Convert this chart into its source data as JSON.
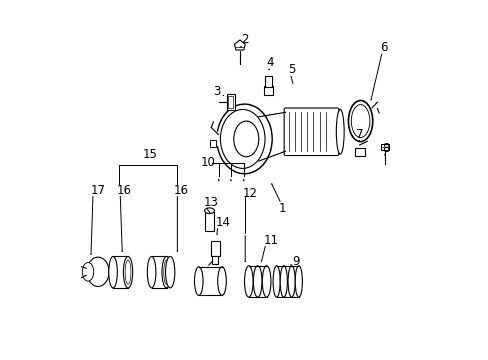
{
  "bg_color": "#ffffff",
  "line_color": "#000000",
  "text_color": "#000000",
  "fig_width": 4.89,
  "fig_height": 3.6,
  "dpi": 100
}
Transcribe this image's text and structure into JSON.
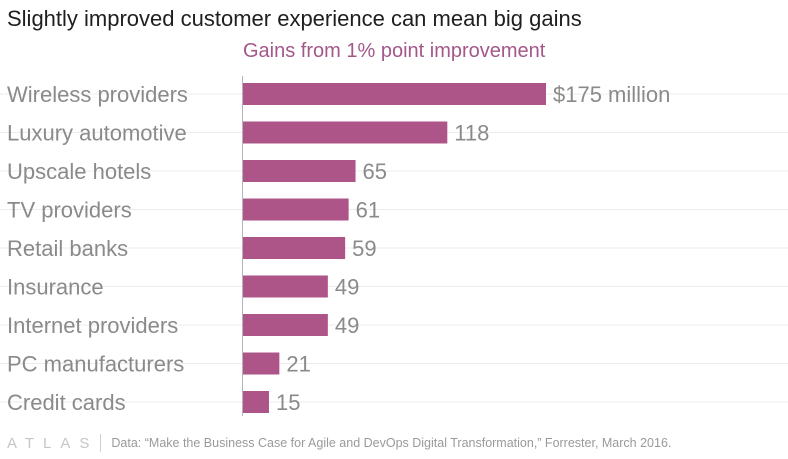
{
  "title": "Slightly improved customer experience can mean big gains",
  "subtitle": "Gains from 1% point improvement",
  "colors": {
    "bar": "#ad5488",
    "subtitle": "#a4588a",
    "category": "#8a8a8a",
    "value": "#8a8a8a",
    "grid": "#ececec",
    "axis": "#b5b5b5"
  },
  "chart_data": {
    "type": "bar",
    "orientation": "horizontal",
    "categories": [
      "Wireless providers",
      "Luxury automotive",
      "Upscale hotels",
      "TV providers",
      "Retail banks",
      "Insurance",
      "Internet providers",
      "PC manufacturers",
      "Credit cards"
    ],
    "values": [
      175,
      118,
      65,
      61,
      59,
      49,
      49,
      21,
      15
    ],
    "value_labels": [
      "$175 million",
      "118",
      "65",
      "61",
      "59",
      "49",
      "49",
      "21",
      "15"
    ],
    "unit": "$ million",
    "title": "Gains from 1% point improvement",
    "xlim": [
      0,
      175
    ],
    "grid": true,
    "legend": "none"
  },
  "footer": {
    "logo": "ATLAS",
    "source": "Data: “Make the Business Case for Agile and DevOps Digital Transformation,” Forrester, March 2016."
  }
}
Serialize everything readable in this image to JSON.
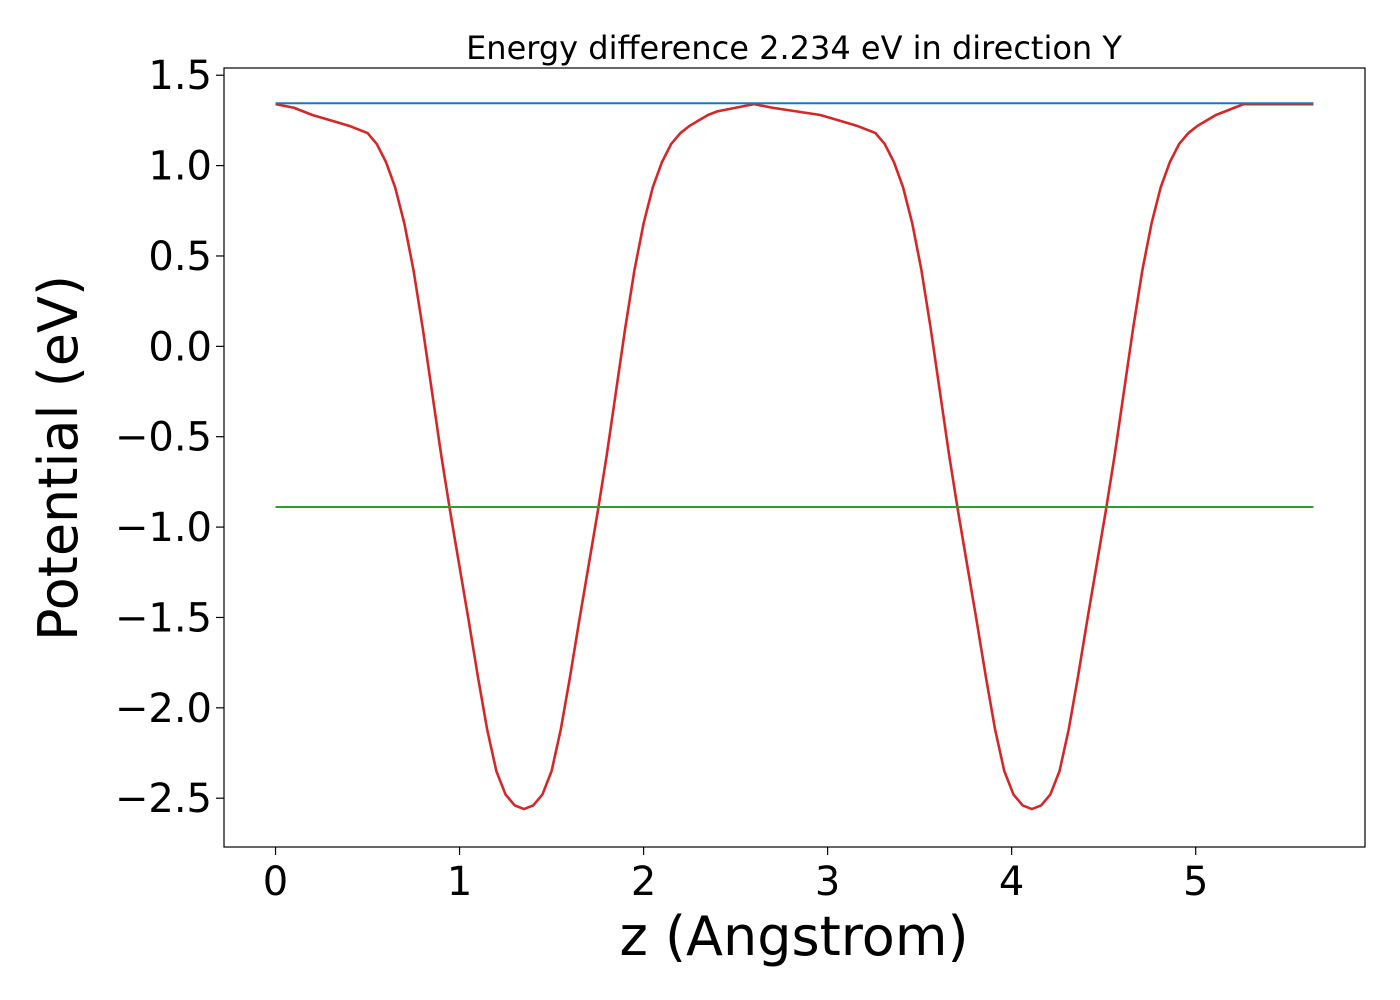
{
  "chart_data": {
    "type": "line",
    "title": "Energy difference 2.234 eV in direction Y",
    "xlabel": "z (Angstrom)",
    "ylabel": "Potential (eV)",
    "xlim": [
      -0.28,
      5.92
    ],
    "ylim": [
      -2.77,
      1.54
    ],
    "xticks": [
      0,
      1,
      2,
      3,
      4,
      5
    ],
    "xtick_labels": [
      "0",
      "1",
      "2",
      "3",
      "4",
      "5"
    ],
    "yticks": [
      1.5,
      1.0,
      0.5,
      0.0,
      -0.5,
      -1.0,
      -1.5,
      -2.0,
      -2.5
    ],
    "ytick_labels": [
      "1.5",
      "1.0",
      "0.5",
      "0.0",
      "−0.5",
      "−1.0",
      "−1.5",
      "−2.0",
      "−2.5"
    ],
    "grid": false,
    "legend": "none",
    "series": [
      {
        "color": "#d62728",
        "x": [
          0.0,
          0.1,
          0.2,
          0.3,
          0.4,
          0.5,
          0.55,
          0.6,
          0.65,
          0.7,
          0.75,
          0.8,
          0.85,
          0.9,
          0.95,
          1.0,
          1.05,
          1.1,
          1.15,
          1.2,
          1.25,
          1.3,
          1.35,
          1.4,
          1.45,
          1.5,
          1.55,
          1.6,
          1.65,
          1.7,
          1.75,
          1.8,
          1.85,
          1.9,
          1.95,
          2.0,
          2.05,
          2.1,
          2.15,
          2.2,
          2.25,
          2.3,
          2.35,
          2.4,
          2.5,
          2.6,
          2.7,
          2.83,
          2.96,
          3.06,
          3.16,
          3.26,
          3.31,
          3.36,
          3.41,
          3.46,
          3.51,
          3.56,
          3.61,
          3.66,
          3.71,
          3.76,
          3.81,
          3.86,
          3.91,
          3.96,
          4.01,
          4.06,
          4.11,
          4.16,
          4.21,
          4.26,
          4.31,
          4.36,
          4.41,
          4.46,
          4.51,
          4.56,
          4.61,
          4.66,
          4.71,
          4.76,
          4.81,
          4.86,
          4.91,
          4.96,
          5.01,
          5.06,
          5.11,
          5.16,
          5.21,
          5.26,
          5.36,
          5.46,
          5.56,
          5.64
        ],
        "y": [
          1.34,
          1.32,
          1.28,
          1.25,
          1.22,
          1.18,
          1.12,
          1.02,
          0.88,
          0.68,
          0.42,
          0.1,
          -0.25,
          -0.6,
          -0.92,
          -1.22,
          -1.52,
          -1.83,
          -2.12,
          -2.35,
          -2.48,
          -2.54,
          -2.56,
          -2.54,
          -2.48,
          -2.35,
          -2.12,
          -1.83,
          -1.52,
          -1.22,
          -0.92,
          -0.6,
          -0.25,
          0.1,
          0.42,
          0.68,
          0.88,
          1.02,
          1.12,
          1.18,
          1.22,
          1.25,
          1.28,
          1.3,
          1.32,
          1.34,
          1.32,
          1.3,
          1.28,
          1.25,
          1.22,
          1.18,
          1.12,
          1.02,
          0.88,
          0.68,
          0.42,
          0.1,
          -0.25,
          -0.6,
          -0.92,
          -1.22,
          -1.52,
          -1.83,
          -2.12,
          -2.35,
          -2.48,
          -2.54,
          -2.56,
          -2.54,
          -2.48,
          -2.35,
          -2.12,
          -1.83,
          -1.52,
          -1.22,
          -0.92,
          -0.6,
          -0.25,
          0.1,
          0.42,
          0.68,
          0.88,
          1.02,
          1.12,
          1.18,
          1.22,
          1.25,
          1.28,
          1.3,
          1.32,
          1.34,
          1.34,
          1.34,
          1.34,
          1.34
        ]
      },
      {
        "color": "#1f77b4",
        "x": [
          0.0,
          5.64
        ],
        "y": [
          1.345,
          1.345
        ]
      },
      {
        "color": "#2ca02c",
        "x": [
          0.0,
          5.64
        ],
        "y": [
          -0.889,
          -0.889
        ]
      }
    ]
  }
}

# # # # #

What is expected —
Leave out the pictures and copy every record above exactly.

Result —
Convert this chart into its source data as JSON.
{
  "bg_color": "#ffffff",
  "line_color": "#000000",
  "text_color": "#000000",
  "fig_width": 4.89,
  "fig_height": 3.6,
  "dpi": 100
}
Transcribe this image's text and structure into JSON.
{
  "title": "Slightly improved customer experience can mean big gains",
  "subtitle": "Gains from 1% point improvement",
  "colors": {
    "bar": "#ad5488",
    "subtitle": "#a4588a",
    "category": "#8a8a8a",
    "value": "#8a8a8a",
    "grid": "#ececec",
    "axis": "#b5b5b5"
  },
  "chart_data": {
    "type": "bar",
    "orientation": "horizontal",
    "categories": [
      "Wireless providers",
      "Luxury automotive",
      "Upscale hotels",
      "TV providers",
      "Retail banks",
      "Insurance",
      "Internet providers",
      "PC manufacturers",
      "Credit cards"
    ],
    "values": [
      175,
      118,
      65,
      61,
      59,
      49,
      49,
      21,
      15
    ],
    "value_labels": [
      "$175 million",
      "118",
      "65",
      "61",
      "59",
      "49",
      "49",
      "21",
      "15"
    ],
    "unit": "$ million",
    "title": "Gains from 1% point improvement",
    "xlim": [
      0,
      175
    ],
    "grid": true,
    "legend": "none"
  },
  "footer": {
    "logo": "ATLAS",
    "source": "Data: “Make the Business Case for Agile and DevOps Digital Transformation,” Forrester, March 2016."
  }
}
Serialize everything readable in this image to JSON.
{
  "chart_data": {
    "type": "line",
    "title": "Energy difference 2.234 eV in direction Y",
    "xlabel": "z (Angstrom)",
    "ylabel": "Potential (eV)",
    "xlim": [
      -0.28,
      5.92
    ],
    "ylim": [
      -2.77,
      1.54
    ],
    "xticks": [
      0,
      1,
      2,
      3,
      4,
      5
    ],
    "xtick_labels": [
      "0",
      "1",
      "2",
      "3",
      "4",
      "5"
    ],
    "yticks": [
      1.5,
      1.0,
      0.5,
      0.0,
      -0.5,
      -1.0,
      -1.5,
      -2.0,
      -2.5
    ],
    "ytick_labels": [
      "1.5",
      "1.0",
      "0.5",
      "0.0",
      "−0.5",
      "−1.0",
      "−1.5",
      "−2.0",
      "−2.5"
    ],
    "grid": false,
    "legend": "none",
    "series": [
      {
        "color": "#d62728",
        "x": [
          0.0,
          0.1,
          0.2,
          0.3,
          0.4,
          0.5,
          0.55,
          0.6,
          0.65,
          0.7,
          0.75,
          0.8,
          0.85,
          0.9,
          0.95,
          1.0,
          1.05,
          1.1,
          1.15,
          1.2,
          1.25,
          1.3,
          1.35,
          1.4,
          1.45,
          1.5,
          1.55,
          1.6,
          1.65,
          1.7,
          1.75,
          1.8,
          1.85,
          1.9,
          1.95,
          2.0,
          2.05,
          2.1,
          2.15,
          2.2,
          2.25,
          2.3,
          2.35,
          2.4,
          2.5,
          2.6,
          2.7,
          2.83,
          2.96,
          3.06,
          3.16,
          3.26,
          3.31,
          3.36,
          3.41,
          3.46,
          3.51,
          3.56,
          3.61,
          3.66,
          3.71,
          3.76,
          3.81,
          3.86,
          3.91,
          3.96,
          4.01,
          4.06,
          4.11,
          4.16,
          4.21,
          4.26,
          4.31,
          4.36,
          4.41,
          4.46,
          4.51,
          4.56,
          4.61,
          4.66,
          4.71,
          4.76,
          4.81,
          4.86,
          4.91,
          4.96,
          5.01,
          5.06,
          5.11,
          5.16,
          5.21,
          5.26,
          5.36,
          5.46,
          5.56,
          5.64
        ],
        "y": [
          1.34,
          1.32,
          1.28,
          1.25,
          1.22,
          1.18,
          1.12,
          1.02,
          0.88,
          0.68,
          0.42,
          0.1,
          -0.25,
          -0.6,
          -0.92,
          -1.22,
          -1.52,
          -1.83,
          -2.12,
          -2.35,
          -2.48,
          -2.54,
          -2.56,
          -2.54,
          -2.48,
          -2.35,
          -2.12,
          -1.83,
          -1.52,
          -1.22,
          -0.92,
          -0.6,
          -0.25,
          0.1,
          0.42,
          0.68,
          0.88,
          1.02,
          1.12,
          1.18,
          1.22,
          1.25,
          1.28,
          1.3,
          1.32,
          1.34,
          1.32,
          1.3,
          1.28,
          1.25,
          1.22,
          1.18,
          1.12,
          1.02,
          0.88,
          0.68,
          0.42,
          0.1,
          -0.25,
          -0.6,
          -0.92,
          -1.22,
          -1.52,
          -1.83,
          -2.12,
          -2.35,
          -2.48,
          -2.54,
          -2.56,
          -2.54,
          -2.48,
          -2.35,
          -2.12,
          -1.83,
          -1.52,
          -1.22,
          -0.92,
          -0.6,
          -0.25,
          0.1,
          0.42,
          0.68,
          0.88,
          1.02,
          1.12,
          1.18,
          1.22,
          1.25,
          1.28,
          1.3,
          1.32,
          1.34,
          1.34,
          1.34,
          1.34,
          1.34
        ]
      },
      {
        "color": "#1f77b4",
        "x": [
          0.0,
          5.64
        ],
        "y": [
          1.345,
          1.345
        ]
      },
      {
        "color": "#2ca02c",
        "x": [
          0.0,
          5.64
        ],
        "y": [
          -0.889,
          -0.889
        ]
      }
    ]
  }
}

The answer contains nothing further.